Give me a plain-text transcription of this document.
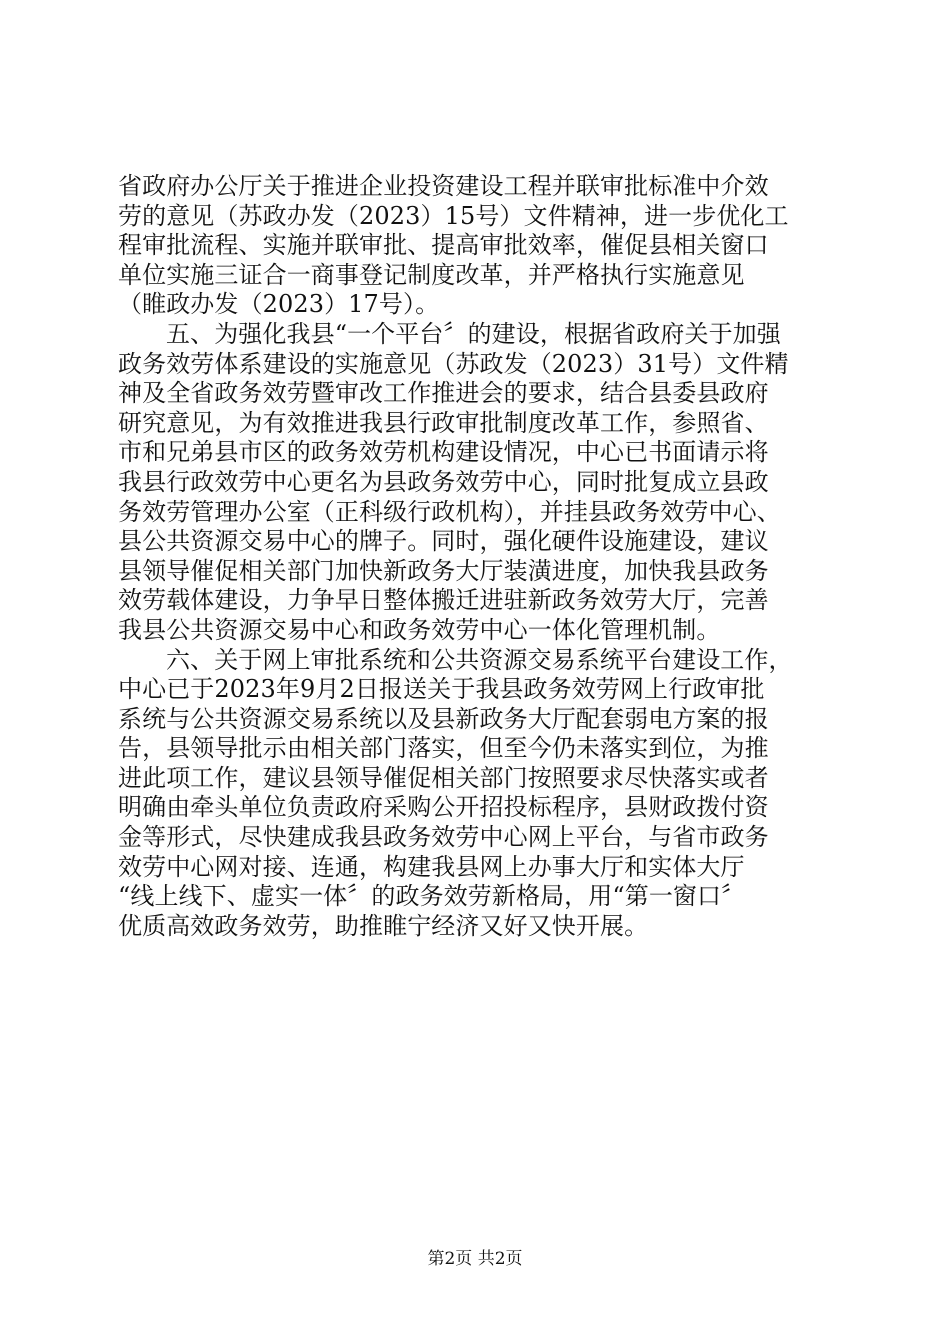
省政府办公厅关于推进企业投资建设工程并联审批标准中介效
劳的意见（苏政办发（2023）15号）文件精神，进一步优化工
程审批流程、实施并联审批、提高审批效率，催促县相关窗口
单位实施三证合一商事登记制度改革，并严格执行实施意见
（睢政办发（2023）17号）。
五、为强化我县“一个平台〞的建设，根据省政府关于加强
政务效劳体系建设的实施意见（苏政发（2023）31号）文件精
神及全省政务效劳暨审改工作推进会的要求，结合县委县政府
研究意见，为有效推进我县行政审批制度改革工作，参照省、
市和兄弟县市区的政务效劳机构建设情况，中心已书面请示将
我县行政效劳中心更名为县政务效劳中心，同时批复成立县政
务效劳管理办公室（正科级行政机构），并挂县政务效劳中心、
县公共资源交易中心的牌子。同时，强化硬件设施建设，建议
县领导催促相关部门加快新政务大厅装潢进度，加快我县政务
效劳载体建设，力争早日整体搬迁进驻新政务效劳大厅，完善
我县公共资源交易中心和政务效劳中心一体化管理机制。
六、关于网上审批系统和公共资源交易系统平台建设工作，
中心已于2023年9月2日报送关于我县政务效劳网上行政审批
系统与公共资源交易系统以及县新政务大厅配套弱电方案的报
告，县领导批示由相关部门落实，但至今仍未落实到位，为推
进此项工作，建议县领导催促相关部门按照要求尽快落实或者
明确由牵头单位负责政府采购公开招投标程序，县财政拨付资
金等形式，尽快建成我县政务效劳中心网上平台，与省市政务
效劳中心网对接、连通，构建我县网上办事大厅和实体大厅
“线上线下、虚实一体〞的政务效劳新格局，用“第一窗口〞
优质高效政务效劳，助推睢宁经济又好又快开展。
第2页 共2页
※ ※ ※
_JOB_: Write out the entries above verbatim; the pictures do not belong in your copy.

_RESPONSE FOR THIS EXERCISE_:
Give me a plain-text transcription of this document.
省政府办公厅关于推进企业投资建设工程并联审批标准中介效
劳的意见（苏政办发（2023）15号）文件精神，进一步优化工
程审批流程、实施并联审批、提高审批效率，催促县相关窗口
单位实施三证合一商事登记制度改革，并严格执行实施意见
（睢政办发（2023）17号）。
五、为强化我县“一个平台〞的建设，根据省政府关于加强
政务效劳体系建设的实施意见（苏政发（2023）31号）文件精
神及全省政务效劳暨审改工作推进会的要求，结合县委县政府
研究意见，为有效推进我县行政审批制度改革工作，参照省、
市和兄弟县市区的政务效劳机构建设情况，中心已书面请示将
我县行政效劳中心更名为县政务效劳中心，同时批复成立县政
务效劳管理办公室（正科级行政机构），并挂县政务效劳中心、
县公共资源交易中心的牌子。同时，强化硬件设施建设，建议
县领导催促相关部门加快新政务大厅装潢进度，加快我县政务
效劳载体建设，力争早日整体搬迁进驻新政务效劳大厅，完善
我县公共资源交易中心和政务效劳中心一体化管理机制。
六、关于网上审批系统和公共资源交易系统平台建设工作，
中心已于2023年9月2日报送关于我县政务效劳网上行政审批
系统与公共资源交易系统以及县新政务大厅配套弱电方案的报
告，县领导批示由相关部门落实，但至今仍未落实到位，为推
进此项工作，建议县领导催促相关部门按照要求尽快落实或者
明确由牵头单位负责政府采购公开招投标程序，县财政拨付资
金等形式，尽快建成我县政务效劳中心网上平台，与省市政务
效劳中心网对接、连通，构建我县网上办事大厅和实体大厅
“线上线下、虚实一体〞的政务效劳新格局，用“第一窗口〞
优质高效政务效劳，助推睢宁经济又好又快开展。
第2页 共2页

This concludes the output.